• **What needs to be done**: Look for the word "color" in the entries below, then copy every line that has it.

• **Records supplied**:
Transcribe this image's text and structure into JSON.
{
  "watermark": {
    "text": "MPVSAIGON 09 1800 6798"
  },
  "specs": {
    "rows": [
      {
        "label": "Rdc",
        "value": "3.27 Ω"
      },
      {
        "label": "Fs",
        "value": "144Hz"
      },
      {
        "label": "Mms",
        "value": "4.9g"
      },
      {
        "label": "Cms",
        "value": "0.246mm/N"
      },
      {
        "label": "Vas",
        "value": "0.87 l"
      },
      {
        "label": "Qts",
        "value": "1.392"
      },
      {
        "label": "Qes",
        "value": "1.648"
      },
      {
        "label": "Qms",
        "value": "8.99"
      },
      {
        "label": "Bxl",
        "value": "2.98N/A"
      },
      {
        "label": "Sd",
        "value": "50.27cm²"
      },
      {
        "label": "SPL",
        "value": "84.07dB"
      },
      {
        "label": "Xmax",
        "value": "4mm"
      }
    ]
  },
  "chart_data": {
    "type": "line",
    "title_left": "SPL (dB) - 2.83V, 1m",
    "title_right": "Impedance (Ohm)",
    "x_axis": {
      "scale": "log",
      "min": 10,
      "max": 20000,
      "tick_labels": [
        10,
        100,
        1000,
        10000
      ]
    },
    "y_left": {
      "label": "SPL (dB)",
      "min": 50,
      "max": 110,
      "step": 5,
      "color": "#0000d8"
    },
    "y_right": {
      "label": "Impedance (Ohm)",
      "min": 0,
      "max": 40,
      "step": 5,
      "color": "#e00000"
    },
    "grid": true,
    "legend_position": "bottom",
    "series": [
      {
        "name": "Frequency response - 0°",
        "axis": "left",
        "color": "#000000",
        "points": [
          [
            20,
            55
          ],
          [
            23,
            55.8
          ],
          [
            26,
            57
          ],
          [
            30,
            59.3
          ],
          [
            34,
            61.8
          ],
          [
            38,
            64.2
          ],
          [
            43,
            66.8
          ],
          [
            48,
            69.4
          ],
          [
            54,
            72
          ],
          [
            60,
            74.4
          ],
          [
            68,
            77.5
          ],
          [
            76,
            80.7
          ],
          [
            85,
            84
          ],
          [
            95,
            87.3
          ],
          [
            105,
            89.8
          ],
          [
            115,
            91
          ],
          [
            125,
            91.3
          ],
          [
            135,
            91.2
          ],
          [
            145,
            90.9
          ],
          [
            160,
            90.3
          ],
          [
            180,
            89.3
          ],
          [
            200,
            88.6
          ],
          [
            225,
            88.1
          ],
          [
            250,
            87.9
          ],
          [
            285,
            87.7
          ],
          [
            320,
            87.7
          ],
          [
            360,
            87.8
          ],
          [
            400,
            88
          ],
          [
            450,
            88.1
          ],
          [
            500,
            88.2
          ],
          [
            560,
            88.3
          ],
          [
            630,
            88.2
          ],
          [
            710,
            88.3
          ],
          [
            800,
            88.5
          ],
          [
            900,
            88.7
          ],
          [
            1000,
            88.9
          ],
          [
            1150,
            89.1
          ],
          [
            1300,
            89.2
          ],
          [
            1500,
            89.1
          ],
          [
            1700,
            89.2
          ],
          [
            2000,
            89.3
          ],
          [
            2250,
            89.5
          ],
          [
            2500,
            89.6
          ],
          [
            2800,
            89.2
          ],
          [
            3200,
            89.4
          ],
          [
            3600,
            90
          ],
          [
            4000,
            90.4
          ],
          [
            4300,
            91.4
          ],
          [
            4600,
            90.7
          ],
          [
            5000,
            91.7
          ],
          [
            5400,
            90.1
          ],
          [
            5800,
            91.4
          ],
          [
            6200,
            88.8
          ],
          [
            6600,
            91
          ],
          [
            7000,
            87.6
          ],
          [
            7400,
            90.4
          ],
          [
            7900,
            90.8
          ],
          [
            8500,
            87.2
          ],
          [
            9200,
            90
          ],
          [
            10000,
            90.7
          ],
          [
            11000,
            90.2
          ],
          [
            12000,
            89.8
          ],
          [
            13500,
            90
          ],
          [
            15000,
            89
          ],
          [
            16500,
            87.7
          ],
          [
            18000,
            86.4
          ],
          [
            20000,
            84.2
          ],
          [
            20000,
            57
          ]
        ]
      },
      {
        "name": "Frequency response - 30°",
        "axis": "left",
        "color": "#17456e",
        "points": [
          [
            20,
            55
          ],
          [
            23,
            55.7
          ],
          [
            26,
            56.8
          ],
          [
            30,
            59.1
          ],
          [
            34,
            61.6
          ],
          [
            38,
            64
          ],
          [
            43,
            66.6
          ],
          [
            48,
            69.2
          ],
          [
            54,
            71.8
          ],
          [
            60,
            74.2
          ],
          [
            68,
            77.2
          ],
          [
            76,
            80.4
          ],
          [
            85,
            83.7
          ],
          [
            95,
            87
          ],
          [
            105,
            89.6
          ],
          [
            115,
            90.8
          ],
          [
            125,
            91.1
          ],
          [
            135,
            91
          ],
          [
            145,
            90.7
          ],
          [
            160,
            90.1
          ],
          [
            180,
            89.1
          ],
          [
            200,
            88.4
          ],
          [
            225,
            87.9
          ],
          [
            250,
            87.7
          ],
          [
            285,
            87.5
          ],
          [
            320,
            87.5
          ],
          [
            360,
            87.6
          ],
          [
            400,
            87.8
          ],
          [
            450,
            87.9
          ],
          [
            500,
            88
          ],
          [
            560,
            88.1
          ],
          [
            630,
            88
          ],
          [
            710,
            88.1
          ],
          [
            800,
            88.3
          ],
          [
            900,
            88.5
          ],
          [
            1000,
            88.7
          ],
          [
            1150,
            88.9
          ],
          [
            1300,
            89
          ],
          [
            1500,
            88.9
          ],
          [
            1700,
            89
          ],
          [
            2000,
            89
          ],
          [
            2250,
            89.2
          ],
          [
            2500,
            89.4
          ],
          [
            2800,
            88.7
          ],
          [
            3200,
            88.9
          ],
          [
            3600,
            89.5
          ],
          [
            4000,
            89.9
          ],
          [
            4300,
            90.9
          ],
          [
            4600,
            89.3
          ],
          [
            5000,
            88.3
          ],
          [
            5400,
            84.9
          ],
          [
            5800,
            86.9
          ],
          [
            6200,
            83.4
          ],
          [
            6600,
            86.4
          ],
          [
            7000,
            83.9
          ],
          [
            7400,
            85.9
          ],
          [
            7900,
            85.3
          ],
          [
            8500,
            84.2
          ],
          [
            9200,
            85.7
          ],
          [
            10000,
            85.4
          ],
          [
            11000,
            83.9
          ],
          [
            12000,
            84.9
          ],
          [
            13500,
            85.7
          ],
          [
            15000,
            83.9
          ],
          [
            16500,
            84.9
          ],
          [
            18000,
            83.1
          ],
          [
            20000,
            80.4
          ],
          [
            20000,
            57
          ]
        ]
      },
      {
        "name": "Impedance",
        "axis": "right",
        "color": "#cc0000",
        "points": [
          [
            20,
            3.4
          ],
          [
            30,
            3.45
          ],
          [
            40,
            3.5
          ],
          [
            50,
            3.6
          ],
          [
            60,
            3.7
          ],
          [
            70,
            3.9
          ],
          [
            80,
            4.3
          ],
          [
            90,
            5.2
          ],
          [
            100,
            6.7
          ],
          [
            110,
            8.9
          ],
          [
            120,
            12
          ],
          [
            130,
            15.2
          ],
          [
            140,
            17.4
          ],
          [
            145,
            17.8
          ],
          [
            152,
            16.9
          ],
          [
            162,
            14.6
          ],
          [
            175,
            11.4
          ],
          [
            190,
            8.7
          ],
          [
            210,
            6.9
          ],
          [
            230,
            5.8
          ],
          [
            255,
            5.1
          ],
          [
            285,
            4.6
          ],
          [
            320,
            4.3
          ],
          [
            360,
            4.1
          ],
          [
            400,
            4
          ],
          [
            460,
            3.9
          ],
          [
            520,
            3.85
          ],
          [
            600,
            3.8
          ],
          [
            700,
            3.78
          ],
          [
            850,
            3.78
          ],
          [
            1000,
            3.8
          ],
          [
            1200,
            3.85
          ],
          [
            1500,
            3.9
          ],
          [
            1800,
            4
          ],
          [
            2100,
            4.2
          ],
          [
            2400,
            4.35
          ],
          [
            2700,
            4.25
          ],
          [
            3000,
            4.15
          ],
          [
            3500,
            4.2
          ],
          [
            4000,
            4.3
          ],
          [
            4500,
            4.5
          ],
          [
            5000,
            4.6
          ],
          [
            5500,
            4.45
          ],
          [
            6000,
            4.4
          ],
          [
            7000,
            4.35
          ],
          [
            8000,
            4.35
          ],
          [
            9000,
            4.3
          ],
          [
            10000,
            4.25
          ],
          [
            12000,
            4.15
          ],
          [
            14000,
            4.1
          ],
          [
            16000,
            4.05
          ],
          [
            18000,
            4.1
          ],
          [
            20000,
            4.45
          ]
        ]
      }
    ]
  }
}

• **Solution for this problem**:
      "color": "#0000d8"
      "color": "#e00000"
        "color": "#000000",
        "color": "#17456e",
        "color": "#cc0000",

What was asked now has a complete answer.